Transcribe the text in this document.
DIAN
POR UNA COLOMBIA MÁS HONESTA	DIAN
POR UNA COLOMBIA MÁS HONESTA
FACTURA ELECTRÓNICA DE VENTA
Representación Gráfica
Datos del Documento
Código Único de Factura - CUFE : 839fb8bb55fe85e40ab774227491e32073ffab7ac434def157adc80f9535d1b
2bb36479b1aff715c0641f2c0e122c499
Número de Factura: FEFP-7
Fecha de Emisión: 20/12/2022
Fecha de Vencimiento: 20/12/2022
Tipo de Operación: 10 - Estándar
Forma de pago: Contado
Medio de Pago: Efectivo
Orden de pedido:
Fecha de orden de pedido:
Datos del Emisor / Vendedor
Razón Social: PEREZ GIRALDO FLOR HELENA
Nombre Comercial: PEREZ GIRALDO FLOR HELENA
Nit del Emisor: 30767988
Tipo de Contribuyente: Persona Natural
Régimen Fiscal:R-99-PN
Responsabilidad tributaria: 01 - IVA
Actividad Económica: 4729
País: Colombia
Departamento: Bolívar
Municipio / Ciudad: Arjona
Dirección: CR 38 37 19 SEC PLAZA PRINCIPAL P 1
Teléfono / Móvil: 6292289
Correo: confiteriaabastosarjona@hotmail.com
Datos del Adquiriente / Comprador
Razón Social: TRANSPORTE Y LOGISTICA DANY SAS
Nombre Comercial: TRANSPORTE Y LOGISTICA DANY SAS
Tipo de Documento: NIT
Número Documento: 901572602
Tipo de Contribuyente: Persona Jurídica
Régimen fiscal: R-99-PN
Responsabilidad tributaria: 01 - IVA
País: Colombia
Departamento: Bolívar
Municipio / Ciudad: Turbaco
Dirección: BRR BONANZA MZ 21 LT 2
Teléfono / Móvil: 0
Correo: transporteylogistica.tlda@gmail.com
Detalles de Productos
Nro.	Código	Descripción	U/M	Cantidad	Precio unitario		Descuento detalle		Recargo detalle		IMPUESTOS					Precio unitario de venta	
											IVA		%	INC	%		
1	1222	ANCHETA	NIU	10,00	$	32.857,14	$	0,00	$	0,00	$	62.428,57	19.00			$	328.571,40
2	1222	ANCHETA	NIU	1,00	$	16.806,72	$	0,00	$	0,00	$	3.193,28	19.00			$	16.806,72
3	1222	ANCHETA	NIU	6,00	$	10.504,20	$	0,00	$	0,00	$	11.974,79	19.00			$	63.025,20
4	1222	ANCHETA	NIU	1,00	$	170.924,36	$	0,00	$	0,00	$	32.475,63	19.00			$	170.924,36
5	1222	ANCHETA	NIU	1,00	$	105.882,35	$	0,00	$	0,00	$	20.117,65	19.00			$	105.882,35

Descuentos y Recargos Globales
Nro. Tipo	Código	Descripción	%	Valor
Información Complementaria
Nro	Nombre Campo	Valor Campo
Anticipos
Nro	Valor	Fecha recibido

Short exercise – Repeat the material from above exactly, word for word.

Problem solution –
Transcribe the text in this document.
DIAN
POR UNA COLOMBIA MÁS HONESTA	DIAN
POR UNA COLOMBIA MÁS HONESTA
FACTURA ELECTRÓNICA DE VENTA
Representación Gráfica
Datos del Documento
Código Único de Factura - CUFE : 839fb8bb55fe85e40ab774227491e32073ffab7ac434def157adc80f9535d1b
2bb36479b1aff715c0641f2c0e122c499
Número de Factura: FEFP-7
Fecha de Emisión: 20/12/2022
Fecha de Vencimiento: 20/12/2022
Tipo de Operación: 10 - Estándar
Forma de pago: Contado
Medio de Pago: Efectivo
Orden de pedido:
Fecha de orden de pedido:
Datos del Emisor / Vendedor
Razón Social: PEREZ GIRALDO FLOR HELENA
Nombre Comercial: PEREZ GIRALDO FLOR HELENA
Nit del Emisor: 30767988
Tipo de Contribuyente: Persona Natural
Régimen Fiscal:R-99-PN
Responsabilidad tributaria: 01 - IVA
Actividad Económica: 4729
País: Colombia
Departamento: Bolívar
Municipio / Ciudad: Arjona
Dirección: CR 38 37 19 SEC PLAZA PRINCIPAL P 1
Teléfono / Móvil: 6292289
Correo: confiteriaabastosarjona@hotmail.com
Datos del Adquiriente / Comprador
Razón Social: TRANSPORTE Y LOGISTICA DANY SAS
Nombre Comercial: TRANSPORTE Y LOGISTICA DANY SAS
Tipo de Documento: NIT
Número Documento: 901572602
Tipo de Contribuyente: Persona Jurídica
Régimen fiscal: R-99-PN
Responsabilidad tributaria: 01 - IVA
País: Colombia
Departamento: Bolívar
Municipio / Ciudad: Turbaco
Dirección: BRR BONANZA MZ 21 LT 2
Teléfono / Móvil: 0
Correo: transporteylogistica.tlda@gmail.com
Detalles de Productos
Nro.	Código	Descripción	U/M	Cantidad	Precio unitario		Descuento detalle		Recargo detalle		IMPUESTOS					Precio unitario de venta	
											IVA		%	INC	%		
1	1222	ANCHETA	NIU	10,00	$	32.857,14	$	0,00	$	0,00	$	62.428,57	19.00			$	328.571,40
2	1222	ANCHETA	NIU	1,00	$	16.806,72	$	0,00	$	0,00	$	3.193,28	19.00			$	16.806,72
3	1222	ANCHETA	NIU	6,00	$	10.504,20	$	0,00	$	0,00	$	11.974,79	19.00			$	63.025,20
4	1222	ANCHETA	NIU	1,00	$	170.924,36	$	0,00	$	0,00	$	32.475,63	19.00			$	170.924,36
5	1222	ANCHETA	NIU	1,00	$	105.882,35	$	0,00	$	0,00	$	20.117,65	19.00			$	105.882,35

Descuentos y Recargos Globales
Nro. Tipo	Código	Descripción	%	Valor
Información Complementaria
Nro	Nombre Campo	Valor Campo
Anticipos
Nro	Valor	Fecha recibido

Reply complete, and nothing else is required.